*Exercise task*: The records below must be duplicated exactly, character for character.

* Start *

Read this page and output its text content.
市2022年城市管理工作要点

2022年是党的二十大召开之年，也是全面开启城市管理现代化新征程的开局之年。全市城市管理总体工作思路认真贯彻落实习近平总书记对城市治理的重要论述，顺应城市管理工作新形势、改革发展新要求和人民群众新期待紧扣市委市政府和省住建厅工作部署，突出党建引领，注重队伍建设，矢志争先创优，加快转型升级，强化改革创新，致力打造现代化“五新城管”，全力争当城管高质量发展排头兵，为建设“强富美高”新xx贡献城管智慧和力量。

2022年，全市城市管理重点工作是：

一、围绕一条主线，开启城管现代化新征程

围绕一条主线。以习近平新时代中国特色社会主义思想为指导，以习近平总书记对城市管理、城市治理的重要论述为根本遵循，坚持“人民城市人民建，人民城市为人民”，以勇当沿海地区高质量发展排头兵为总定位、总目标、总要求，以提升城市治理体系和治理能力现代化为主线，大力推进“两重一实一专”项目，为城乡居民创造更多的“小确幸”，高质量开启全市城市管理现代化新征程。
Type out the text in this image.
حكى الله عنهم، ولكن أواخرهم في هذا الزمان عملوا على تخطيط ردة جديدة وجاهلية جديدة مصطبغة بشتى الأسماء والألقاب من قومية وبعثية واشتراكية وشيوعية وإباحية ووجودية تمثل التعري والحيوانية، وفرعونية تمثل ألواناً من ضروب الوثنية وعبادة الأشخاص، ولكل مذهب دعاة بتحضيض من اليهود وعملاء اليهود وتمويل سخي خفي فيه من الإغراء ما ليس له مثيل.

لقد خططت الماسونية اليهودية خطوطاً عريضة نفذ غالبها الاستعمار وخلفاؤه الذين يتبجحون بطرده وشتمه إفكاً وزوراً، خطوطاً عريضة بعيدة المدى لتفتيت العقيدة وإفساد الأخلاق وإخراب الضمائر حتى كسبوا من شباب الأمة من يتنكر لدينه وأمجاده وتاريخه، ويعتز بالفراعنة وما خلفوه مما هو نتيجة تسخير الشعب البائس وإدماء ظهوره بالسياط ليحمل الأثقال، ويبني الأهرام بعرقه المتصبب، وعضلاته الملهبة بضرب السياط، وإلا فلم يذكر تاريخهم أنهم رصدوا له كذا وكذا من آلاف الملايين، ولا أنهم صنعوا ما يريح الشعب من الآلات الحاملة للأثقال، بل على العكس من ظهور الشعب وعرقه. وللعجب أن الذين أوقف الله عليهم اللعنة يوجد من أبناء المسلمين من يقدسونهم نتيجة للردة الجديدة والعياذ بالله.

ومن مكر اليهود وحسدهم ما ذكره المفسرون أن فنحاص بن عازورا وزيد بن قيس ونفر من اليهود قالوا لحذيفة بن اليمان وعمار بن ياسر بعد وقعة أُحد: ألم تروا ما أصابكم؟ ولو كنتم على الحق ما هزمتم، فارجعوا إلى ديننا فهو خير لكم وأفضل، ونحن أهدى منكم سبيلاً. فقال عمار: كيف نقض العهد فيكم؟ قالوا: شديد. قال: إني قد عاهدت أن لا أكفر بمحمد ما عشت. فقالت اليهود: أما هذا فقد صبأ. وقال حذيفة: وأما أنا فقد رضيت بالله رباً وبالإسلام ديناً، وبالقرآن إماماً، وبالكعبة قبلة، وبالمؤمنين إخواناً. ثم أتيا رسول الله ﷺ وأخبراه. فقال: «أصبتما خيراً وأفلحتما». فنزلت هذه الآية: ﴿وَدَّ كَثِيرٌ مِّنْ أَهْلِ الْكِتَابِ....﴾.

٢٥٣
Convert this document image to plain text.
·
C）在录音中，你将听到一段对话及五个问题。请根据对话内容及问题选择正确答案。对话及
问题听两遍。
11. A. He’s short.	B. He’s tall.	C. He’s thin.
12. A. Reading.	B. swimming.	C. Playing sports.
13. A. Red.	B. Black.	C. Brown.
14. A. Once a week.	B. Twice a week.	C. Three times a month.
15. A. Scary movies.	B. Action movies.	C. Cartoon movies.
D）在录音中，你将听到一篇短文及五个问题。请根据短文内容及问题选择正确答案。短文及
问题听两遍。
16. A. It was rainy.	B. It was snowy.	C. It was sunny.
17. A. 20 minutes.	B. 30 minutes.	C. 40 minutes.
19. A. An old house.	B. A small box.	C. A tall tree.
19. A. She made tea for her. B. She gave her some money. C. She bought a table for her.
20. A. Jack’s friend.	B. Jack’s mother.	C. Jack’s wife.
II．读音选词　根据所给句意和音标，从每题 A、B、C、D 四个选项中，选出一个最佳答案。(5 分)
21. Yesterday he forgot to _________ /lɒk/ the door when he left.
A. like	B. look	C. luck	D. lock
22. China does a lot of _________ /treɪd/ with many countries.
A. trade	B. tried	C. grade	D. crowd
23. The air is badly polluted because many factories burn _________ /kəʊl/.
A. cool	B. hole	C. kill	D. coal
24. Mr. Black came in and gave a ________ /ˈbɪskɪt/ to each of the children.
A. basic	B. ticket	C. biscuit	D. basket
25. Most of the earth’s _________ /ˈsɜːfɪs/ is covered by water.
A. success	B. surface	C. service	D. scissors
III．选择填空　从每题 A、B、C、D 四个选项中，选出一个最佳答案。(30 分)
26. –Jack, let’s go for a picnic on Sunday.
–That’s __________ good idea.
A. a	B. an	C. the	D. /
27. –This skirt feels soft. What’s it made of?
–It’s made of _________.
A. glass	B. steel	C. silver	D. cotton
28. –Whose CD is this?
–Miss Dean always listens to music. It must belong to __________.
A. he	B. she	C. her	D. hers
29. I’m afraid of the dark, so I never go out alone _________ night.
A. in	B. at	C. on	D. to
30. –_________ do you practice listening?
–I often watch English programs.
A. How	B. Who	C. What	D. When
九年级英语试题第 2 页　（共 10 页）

* End *

*Solved problem*:
Read this page and output its text content.
市2022年城市管理工作要点

2022年是党的二十大召开之年，也是全面开启城市管理现代化新征程的开局之年。全市城市管理总体工作思路认真贯彻落实习近平总书记对城市治理的重要论述，顺应城市管理工作新形势、改革发展新要求和人民群众新期待紧扣市委市政府和省住建厅工作部署，突出党建引领，注重队伍建设，矢志争先创优，加快转型升级，强化改革创新，致力打造现代化“五新城管”，全力争当城管高质量发展排头兵，为建设“强富美高”新xx贡献城管智慧和力量。

2022年，全市城市管理重点工作是：

一、围绕一条主线，开启城管现代化新征程

围绕一条主线。以习近平新时代中国特色社会主义思想为指导，以习近平总书记对城市管理、城市治理的重要论述为根本遵循，坚持“人民城市人民建，人民城市为人民”，以勇当沿海地区高质量发展排头兵为总定位、总目标、总要求，以提升城市治理体系和治理能力现代化为主线，大力推进“两重一实一专”项目，为城乡居民创造更多的“小确幸”，高质量开启全市城市管理现代化新征程。
Type out the text in this image.
حكى الله عنهم، ولكن أواخرهم في هذا الزمان عملوا على تخطيط ردة جديدة وجاهلية جديدة مصطبغة بشتى الأسماء والألقاب من قومية وبعثية واشتراكية وشيوعية وإباحية ووجودية تمثل التعري والحيوانية، وفرعونية تمثل ألواناً من ضروب الوثنية وعبادة الأشخاص، ولكل مذهب دعاة بتحضيض من اليهود وعملاء اليهود وتمويل سخي خفي فيه من الإغراء ما ليس له مثيل.

لقد خططت الماسونية اليهودية خطوطاً عريضة نفذ غالبها الاستعمار وخلفاؤه الذين يتبجحون بطرده وشتمه إفكاً وزوراً، خطوطاً عريضة بعيدة المدى لتفتيت العقيدة وإفساد الأخلاق وإخراب الضمائر حتى كسبوا من شباب الأمة من يتنكر لدينه وأمجاده وتاريخه، ويعتز بالفراعنة وما خلفوه مما هو نتيجة تسخير الشعب البائس وإدماء ظهوره بالسياط ليحمل الأثقال، ويبني الأهرام بعرقه المتصبب، وعضلاته الملهبة بضرب السياط، وإلا فلم يذكر تاريخهم أنهم رصدوا له كذا وكذا من آلاف الملايين، ولا أنهم صنعوا ما يريح الشعب من الآلات الحاملة للأثقال، بل على العكس من ظهور الشعب وعرقه. وللعجب أن الذين أوقف الله عليهم اللعنة يوجد من أبناء المسلمين من يقدسونهم نتيجة للردة الجديدة والعياذ بالله.

ومن مكر اليهود وحسدهم ما ذكره المفسرون أن فنحاص بن عازورا وزيد بن قيس ونفر من اليهود قالوا لحذيفة بن اليمان وعمار بن ياسر بعد وقعة أُحد: ألم تروا ما أصابكم؟ ولو كنتم على الحق ما هزمتم، فارجعوا إلى ديننا فهو خير لكم وأفضل، ونحن أهدى منكم سبيلاً. فقال عمار: كيف نقض العهد فيكم؟ قالوا: شديد. قال: إني قد عاهدت أن لا أكفر بمحمد ما عشت. فقالت اليهود: أما هذا فقد صبأ. وقال حذيفة: وأما أنا فقد رضيت بالله رباً وبالإسلام ديناً، وبالقرآن إماماً، وبالكعبة قبلة، وبالمؤمنين إخواناً. ثم أتيا رسول الله ﷺ وأخبراه. فقال: «أصبتما خيراً وأفلحتما». فنزلت هذه الآية: ﴿وَدَّ كَثِيرٌ مِّنْ أَهْلِ الْكِتَابِ....﴾.

٢٥٣
Convert this document image to plain text.
·
C）在录音中，你将听到一段对话及五个问题。请根据对话内容及问题选择正确答案。对话及
问题听两遍。
11. A. He’s short.	B. He’s tall.	C. He’s thin.
12. A. Reading.	B. swimming.	C. Playing sports.
13. A. Red.	B. Black.	C. Brown.
14. A. Once a week.	B. Twice a week.	C. Three times a month.
15. A. Scary movies.	B. Action movies.	C. Cartoon movies.
D）在录音中，你将听到一篇短文及五个问题。请根据短文内容及问题选择正确答案。短文及
问题听两遍。
16. A. It was rainy.	B. It was snowy.	C. It was sunny.
17. A. 20 minutes.	B. 30 minutes.	C. 40 minutes.
19. A. An old house.	B. A small box.	C. A tall tree.
19. A. She made tea for her. B. She gave her some money. C. She bought a table for her.
20. A. Jack’s friend.	B. Jack’s mother.	C. Jack’s wife.
II．读音选词　根据所给句意和音标，从每题 A、B、C、D 四个选项中，选出一个最佳答案。(5 分)
21. Yesterday he forgot to _________ /lɒk/ the door when he left.
A. like	B. look	C. luck	D. lock
22. China does a lot of _________ /treɪd/ with many countries.
A. trade	B. tried	C. grade	D. crowd
23. The air is badly polluted because many factories burn _________ /kəʊl/.
A. cool	B. hole	C. kill	D. coal
24. Mr. Black came in and gave a ________ /ˈbɪskɪt/ to each of the children.
A. basic	B. ticket	C. biscuit	D. basket
25. Most of the earth’s _________ /ˈsɜːfɪs/ is covered by water.
A. success	B. surface	C. service	D. scissors
III．选择填空　从每题 A、B、C、D 四个选项中，选出一个最佳答案。(30 分)
26. –Jack, let’s go for a picnic on Sunday.
–That’s __________ good idea.
A. a	B. an	C. the	D. /
27. –This skirt feels soft. What’s it made of?
–It’s made of _________.
A. glass	B. steel	C. silver	D. cotton
28. –Whose CD is this?
–Miss Dean always listens to music. It must belong to __________.
A. he	B. she	C. her	D. hers
29. I’m afraid of the dark, so I never go out alone _________ night.
A. in	B. at	C. on	D. to
30. –_________ do you practice listening?
–I often watch English programs.
A. How	B. Who	C. What	D. When
九年级英语试题第 2 页　（共 10 页）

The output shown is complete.